## WHAT TO WORK ON
Pick out all lines in the listing holding the string "this" and copy them.

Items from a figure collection

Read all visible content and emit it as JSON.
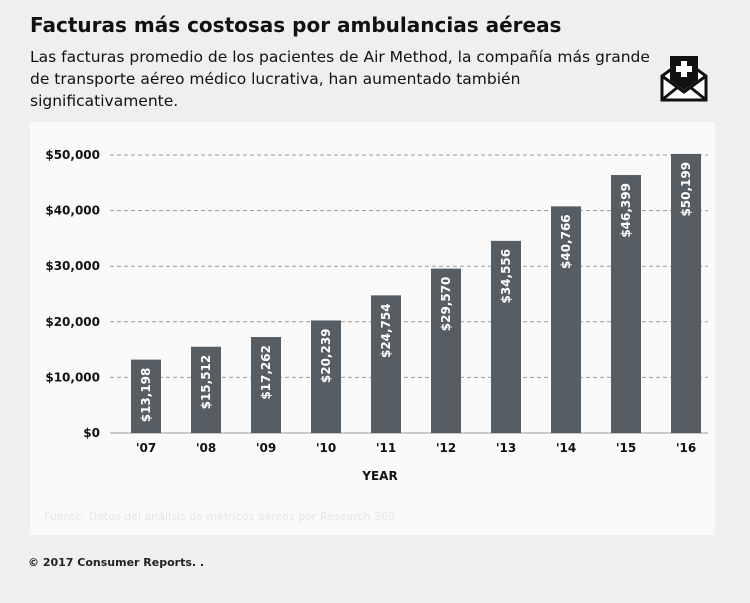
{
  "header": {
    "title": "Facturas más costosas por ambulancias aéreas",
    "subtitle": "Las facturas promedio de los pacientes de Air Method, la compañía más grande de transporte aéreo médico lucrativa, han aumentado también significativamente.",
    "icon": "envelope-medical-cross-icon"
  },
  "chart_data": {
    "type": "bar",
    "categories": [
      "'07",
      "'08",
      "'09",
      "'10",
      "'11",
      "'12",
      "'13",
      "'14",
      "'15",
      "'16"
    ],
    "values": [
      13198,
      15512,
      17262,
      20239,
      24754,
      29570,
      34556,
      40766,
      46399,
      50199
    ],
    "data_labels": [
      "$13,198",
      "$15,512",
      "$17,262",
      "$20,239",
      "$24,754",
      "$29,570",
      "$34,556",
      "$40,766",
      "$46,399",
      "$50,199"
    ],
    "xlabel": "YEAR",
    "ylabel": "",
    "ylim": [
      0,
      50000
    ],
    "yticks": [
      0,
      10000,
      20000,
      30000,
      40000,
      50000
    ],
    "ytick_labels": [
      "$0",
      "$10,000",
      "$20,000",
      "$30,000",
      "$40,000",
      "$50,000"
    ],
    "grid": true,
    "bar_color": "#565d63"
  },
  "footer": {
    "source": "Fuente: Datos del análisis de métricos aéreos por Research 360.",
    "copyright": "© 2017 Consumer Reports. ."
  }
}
--
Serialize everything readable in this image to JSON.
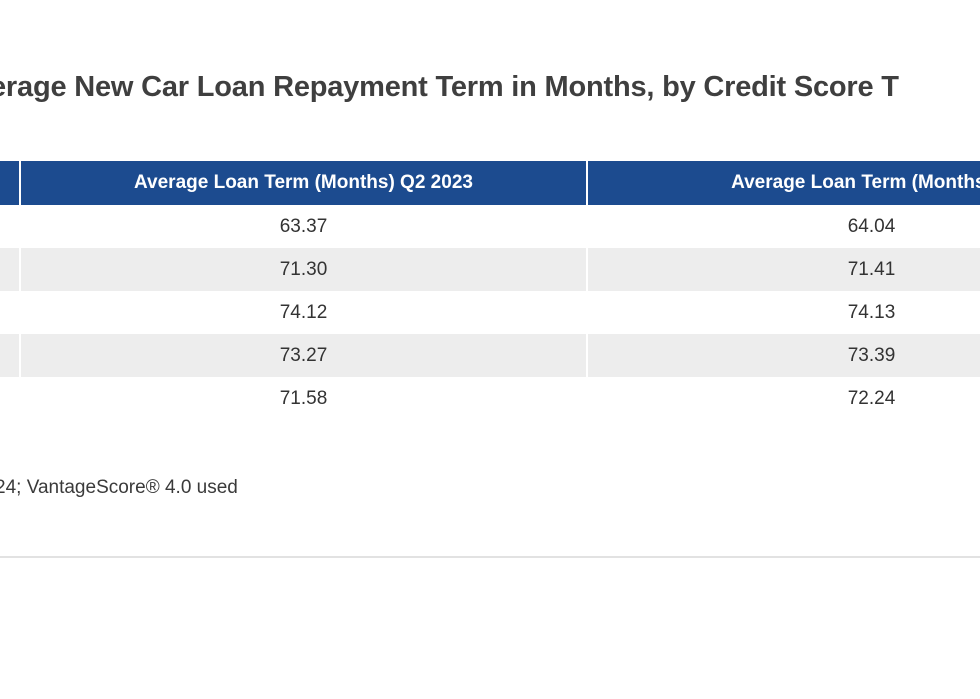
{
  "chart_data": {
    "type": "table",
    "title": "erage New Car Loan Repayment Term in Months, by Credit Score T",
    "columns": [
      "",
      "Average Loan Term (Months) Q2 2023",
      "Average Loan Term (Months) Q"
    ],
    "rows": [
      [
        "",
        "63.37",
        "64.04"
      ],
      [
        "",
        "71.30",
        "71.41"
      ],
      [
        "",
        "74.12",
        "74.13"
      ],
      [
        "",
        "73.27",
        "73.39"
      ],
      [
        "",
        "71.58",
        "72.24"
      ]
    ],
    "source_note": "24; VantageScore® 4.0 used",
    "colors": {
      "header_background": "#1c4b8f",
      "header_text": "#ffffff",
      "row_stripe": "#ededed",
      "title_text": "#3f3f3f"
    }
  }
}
--
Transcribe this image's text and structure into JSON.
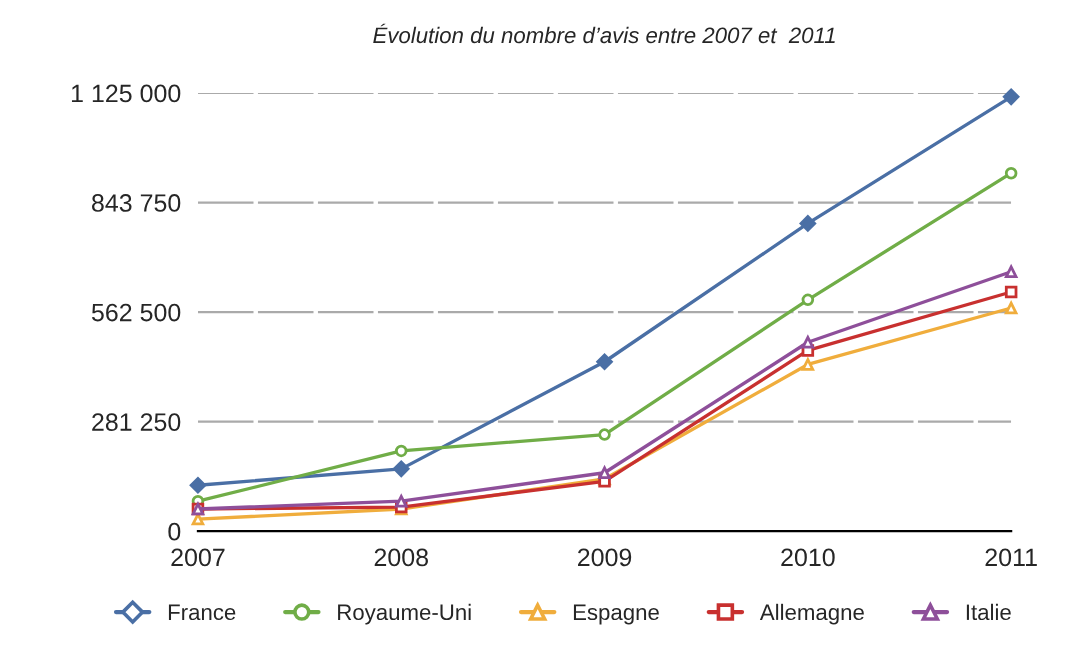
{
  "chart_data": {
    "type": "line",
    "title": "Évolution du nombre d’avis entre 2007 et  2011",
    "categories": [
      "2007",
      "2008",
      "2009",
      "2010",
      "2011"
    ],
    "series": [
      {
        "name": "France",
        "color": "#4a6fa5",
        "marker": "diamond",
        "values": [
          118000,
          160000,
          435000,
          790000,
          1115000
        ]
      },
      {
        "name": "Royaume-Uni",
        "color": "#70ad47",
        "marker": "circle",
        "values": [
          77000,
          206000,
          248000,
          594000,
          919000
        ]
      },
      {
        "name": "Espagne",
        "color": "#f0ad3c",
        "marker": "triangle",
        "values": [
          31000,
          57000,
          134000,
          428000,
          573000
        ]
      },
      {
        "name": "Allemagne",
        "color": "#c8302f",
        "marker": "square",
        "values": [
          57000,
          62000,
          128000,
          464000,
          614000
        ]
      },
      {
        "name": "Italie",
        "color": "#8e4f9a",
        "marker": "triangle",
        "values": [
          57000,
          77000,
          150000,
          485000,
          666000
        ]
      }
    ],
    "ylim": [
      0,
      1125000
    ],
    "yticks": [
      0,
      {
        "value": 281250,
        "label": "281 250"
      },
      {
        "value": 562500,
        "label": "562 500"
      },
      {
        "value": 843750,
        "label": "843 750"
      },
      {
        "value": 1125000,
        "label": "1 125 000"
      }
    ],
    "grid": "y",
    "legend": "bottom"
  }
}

## SOLUTION
Serialize everything readable in this image to JSON.
Transcribe this image's text and structure into JSON.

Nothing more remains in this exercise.